(Source data):
───

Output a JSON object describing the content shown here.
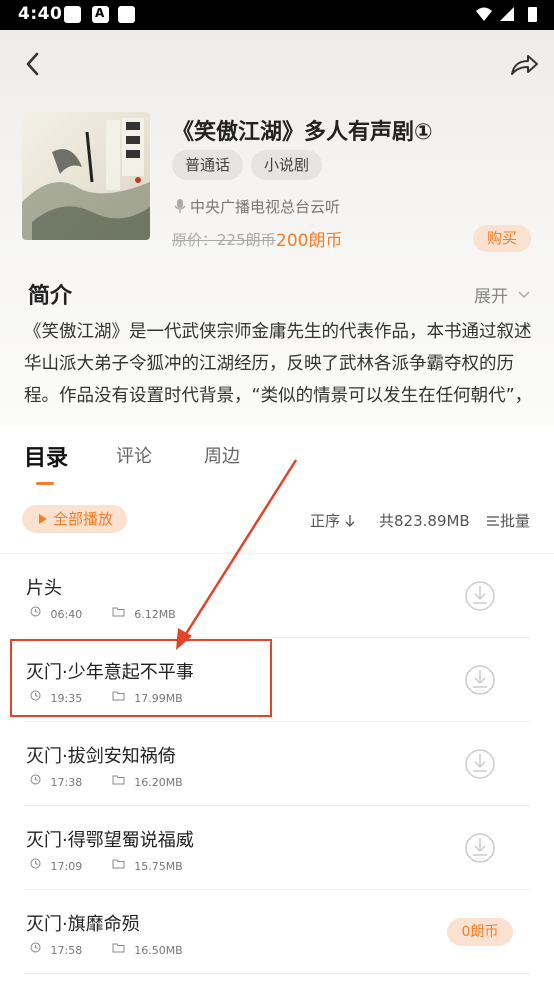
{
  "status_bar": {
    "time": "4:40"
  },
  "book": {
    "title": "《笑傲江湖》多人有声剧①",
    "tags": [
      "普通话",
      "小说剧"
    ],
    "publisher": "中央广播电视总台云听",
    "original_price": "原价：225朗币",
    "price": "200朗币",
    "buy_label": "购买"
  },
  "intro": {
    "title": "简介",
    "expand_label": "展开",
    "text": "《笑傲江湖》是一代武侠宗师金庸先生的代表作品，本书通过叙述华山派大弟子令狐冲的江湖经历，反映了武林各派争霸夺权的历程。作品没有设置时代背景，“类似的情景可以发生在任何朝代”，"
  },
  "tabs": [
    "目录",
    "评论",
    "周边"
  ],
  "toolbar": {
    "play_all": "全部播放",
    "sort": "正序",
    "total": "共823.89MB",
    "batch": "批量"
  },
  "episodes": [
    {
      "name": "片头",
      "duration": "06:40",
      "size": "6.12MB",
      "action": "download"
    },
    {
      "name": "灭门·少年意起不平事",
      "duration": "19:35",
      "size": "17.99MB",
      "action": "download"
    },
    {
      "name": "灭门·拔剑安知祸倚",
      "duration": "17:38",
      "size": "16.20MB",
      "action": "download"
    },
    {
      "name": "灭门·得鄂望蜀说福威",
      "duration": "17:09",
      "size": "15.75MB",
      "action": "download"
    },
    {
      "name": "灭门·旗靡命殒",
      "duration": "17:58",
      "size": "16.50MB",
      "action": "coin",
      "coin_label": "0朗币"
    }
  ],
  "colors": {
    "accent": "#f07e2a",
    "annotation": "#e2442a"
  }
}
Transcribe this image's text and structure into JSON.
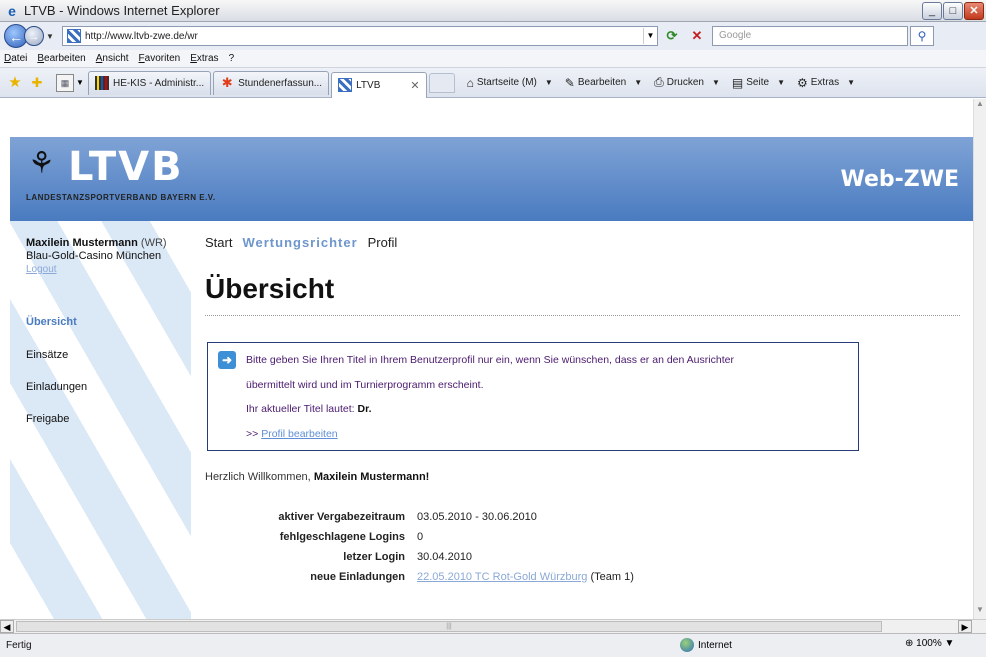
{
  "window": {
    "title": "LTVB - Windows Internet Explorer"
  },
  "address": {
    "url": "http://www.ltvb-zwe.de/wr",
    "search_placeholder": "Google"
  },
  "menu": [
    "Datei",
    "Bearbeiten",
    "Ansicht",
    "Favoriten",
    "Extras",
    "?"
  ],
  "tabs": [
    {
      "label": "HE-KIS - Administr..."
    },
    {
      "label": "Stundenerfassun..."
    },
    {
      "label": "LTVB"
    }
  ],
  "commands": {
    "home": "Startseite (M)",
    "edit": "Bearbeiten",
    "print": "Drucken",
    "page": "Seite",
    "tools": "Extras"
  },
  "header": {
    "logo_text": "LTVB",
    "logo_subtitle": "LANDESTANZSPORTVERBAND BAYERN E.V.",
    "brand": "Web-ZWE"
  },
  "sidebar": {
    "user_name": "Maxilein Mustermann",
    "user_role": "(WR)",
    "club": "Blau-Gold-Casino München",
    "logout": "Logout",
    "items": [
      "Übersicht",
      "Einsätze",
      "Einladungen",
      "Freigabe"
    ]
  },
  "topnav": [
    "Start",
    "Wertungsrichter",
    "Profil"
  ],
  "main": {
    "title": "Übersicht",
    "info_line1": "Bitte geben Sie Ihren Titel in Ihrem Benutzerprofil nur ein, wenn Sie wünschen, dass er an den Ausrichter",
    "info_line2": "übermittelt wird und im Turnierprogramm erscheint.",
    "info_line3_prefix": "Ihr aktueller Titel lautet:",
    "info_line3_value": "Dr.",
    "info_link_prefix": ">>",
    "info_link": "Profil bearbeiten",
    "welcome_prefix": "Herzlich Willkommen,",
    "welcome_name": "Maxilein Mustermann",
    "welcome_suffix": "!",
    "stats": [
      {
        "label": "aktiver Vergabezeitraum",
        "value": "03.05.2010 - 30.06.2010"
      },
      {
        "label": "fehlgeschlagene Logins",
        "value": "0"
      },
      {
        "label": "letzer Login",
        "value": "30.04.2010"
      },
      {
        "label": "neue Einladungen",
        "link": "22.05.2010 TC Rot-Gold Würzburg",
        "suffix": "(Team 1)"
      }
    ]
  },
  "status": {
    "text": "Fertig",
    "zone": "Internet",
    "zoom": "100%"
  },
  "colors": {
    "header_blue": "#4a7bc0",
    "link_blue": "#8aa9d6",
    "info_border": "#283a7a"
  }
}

───

(INSTRUCTIONS FOR THE TASK):
Look above for every line with the word "Einladungen" and copy it.

(RESPONSE TO THE TASK):
      "Einladungen",
        "label": "neue Einladungen",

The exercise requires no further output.